WHAT TO WORK ON
All the data must come back unchanged, except that pictures are left out.

DATA ENTRIES
———
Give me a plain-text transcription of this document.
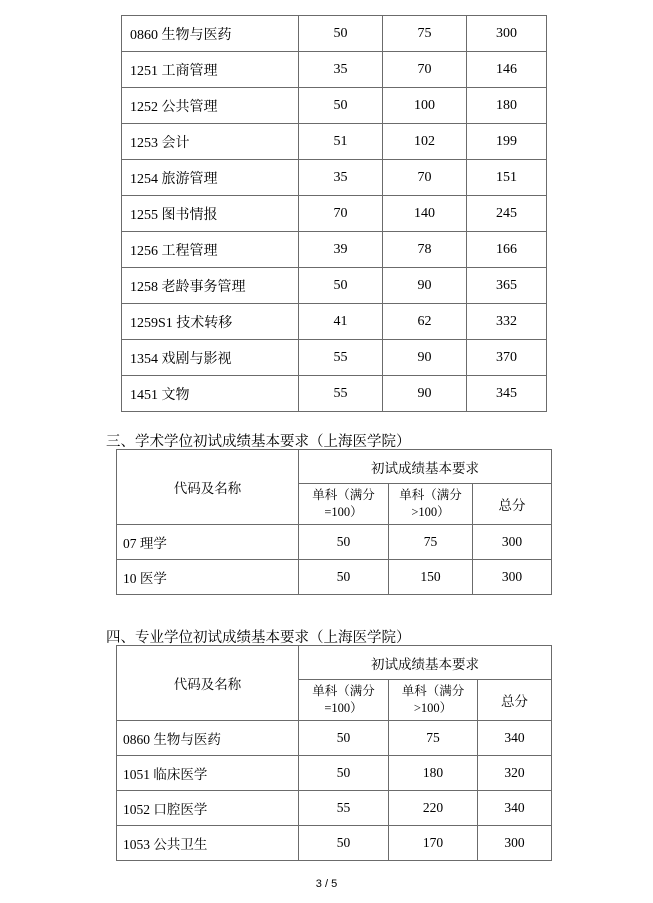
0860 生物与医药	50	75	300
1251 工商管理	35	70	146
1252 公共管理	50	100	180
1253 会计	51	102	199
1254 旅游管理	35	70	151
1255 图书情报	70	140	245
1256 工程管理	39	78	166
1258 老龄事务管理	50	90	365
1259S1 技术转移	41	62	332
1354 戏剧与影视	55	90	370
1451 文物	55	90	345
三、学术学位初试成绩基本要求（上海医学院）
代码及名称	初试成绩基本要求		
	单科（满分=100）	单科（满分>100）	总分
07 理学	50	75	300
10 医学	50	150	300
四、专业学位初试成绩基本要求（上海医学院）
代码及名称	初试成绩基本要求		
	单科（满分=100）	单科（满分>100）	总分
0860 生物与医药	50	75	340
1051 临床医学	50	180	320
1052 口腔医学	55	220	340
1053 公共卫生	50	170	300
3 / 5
———
OUTPUT OF THE TASK
Give me a plain-text transcription of this document.
0860 生物与医药	50	75	300
1251 工商管理	35	70	146
1252 公共管理	50	100	180
1253 会计	51	102	199
1254 旅游管理	35	70	151
1255 图书情报	70	140	245
1256 工程管理	39	78	166
1258 老龄事务管理	50	90	365
1259S1 技术转移	41	62	332
1354 戏剧与影视	55	90	370
1451 文物	55	90	345
三、学术学位初试成绩基本要求（上海医学院）
代码及名称	初试成绩基本要求		
	单科（满分=100）	单科（满分>100）	总分
07 理学	50	75	300
10 医学	50	150	300
四、专业学位初试成绩基本要求（上海医学院）
代码及名称	初试成绩基本要求		
	单科（满分=100）	单科（满分>100）	总分
0860 生物与医药	50	75	340
1051 临床医学	50	180	320
1052 口腔医学	55	220	340
1053 公共卫生	50	170	300
3 / 5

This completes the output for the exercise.